** START OF Records for the exercise **

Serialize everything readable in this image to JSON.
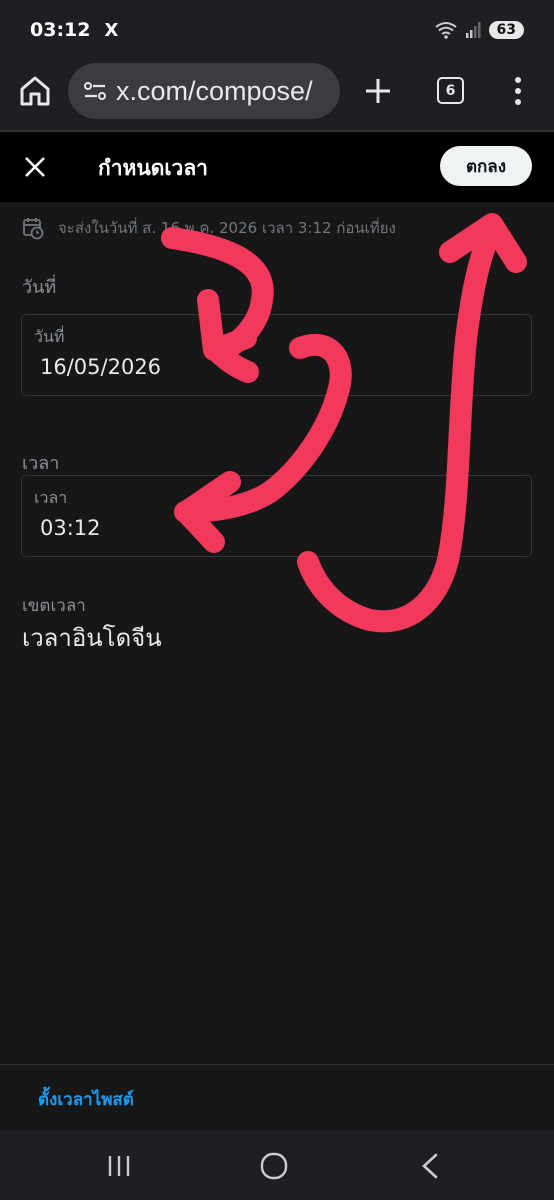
{
  "status_bar": {
    "time": "03:12",
    "app_icon": "X",
    "battery": "63"
  },
  "browser": {
    "url": "x.com/compose/",
    "tab_count": "6"
  },
  "header": {
    "title": "กำหนดเวลา",
    "confirm_label": "ตกลง"
  },
  "schedule_info": {
    "text": "จะส่งในวันที่ ส. 16 พ.ค. 2026 เวลา 3:12 ก่อนเที่ยง"
  },
  "date_section": {
    "label": "วันที่",
    "field_label": "วันที่",
    "value": "16/05/2026"
  },
  "time_section": {
    "label": "เวลา",
    "field_label": "เวลา",
    "value": "03:12"
  },
  "timezone": {
    "label": "เขตเวลา",
    "value": "เวลาอินโดจีน"
  },
  "footer": {
    "scheduled_posts_label": "ตั้งเวลาไพสต์"
  },
  "colors": {
    "accent": "#1d9bf0",
    "annotation": "#f2385b",
    "background": "#171717"
  }
}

** END OF Records for the exercise **

#### Your objective:
Quote the preceding records in their entirety, excluding every picture.

#### Response for this exercise:
Serialize everything readable in this image to JSON.
{
  "status_bar": {
    "time": "03:12",
    "app_icon": "X",
    "battery": "63"
  },
  "browser": {
    "url": "x.com/compose/",
    "tab_count": "6"
  },
  "header": {
    "title": "กำหนดเวลา",
    "confirm_label": "ตกลง"
  },
  "schedule_info": {
    "text": "จะส่งในวันที่ ส. 16 พ.ค. 2026 เวลา 3:12 ก่อนเที่ยง"
  },
  "date_section": {
    "label": "วันที่",
    "field_label": "วันที่",
    "value": "16/05/2026"
  },
  "time_section": {
    "label": "เวลา",
    "field_label": "เวลา",
    "value": "03:12"
  },
  "timezone": {
    "label": "เขตเวลา",
    "value": "เวลาอินโดจีน"
  },
  "footer": {
    "scheduled_posts_label": "ตั้งเวลาไพสต์"
  },
  "colors": {
    "accent": "#1d9bf0",
    "annotation": "#f2385b",
    "background": "#171717"
  }
}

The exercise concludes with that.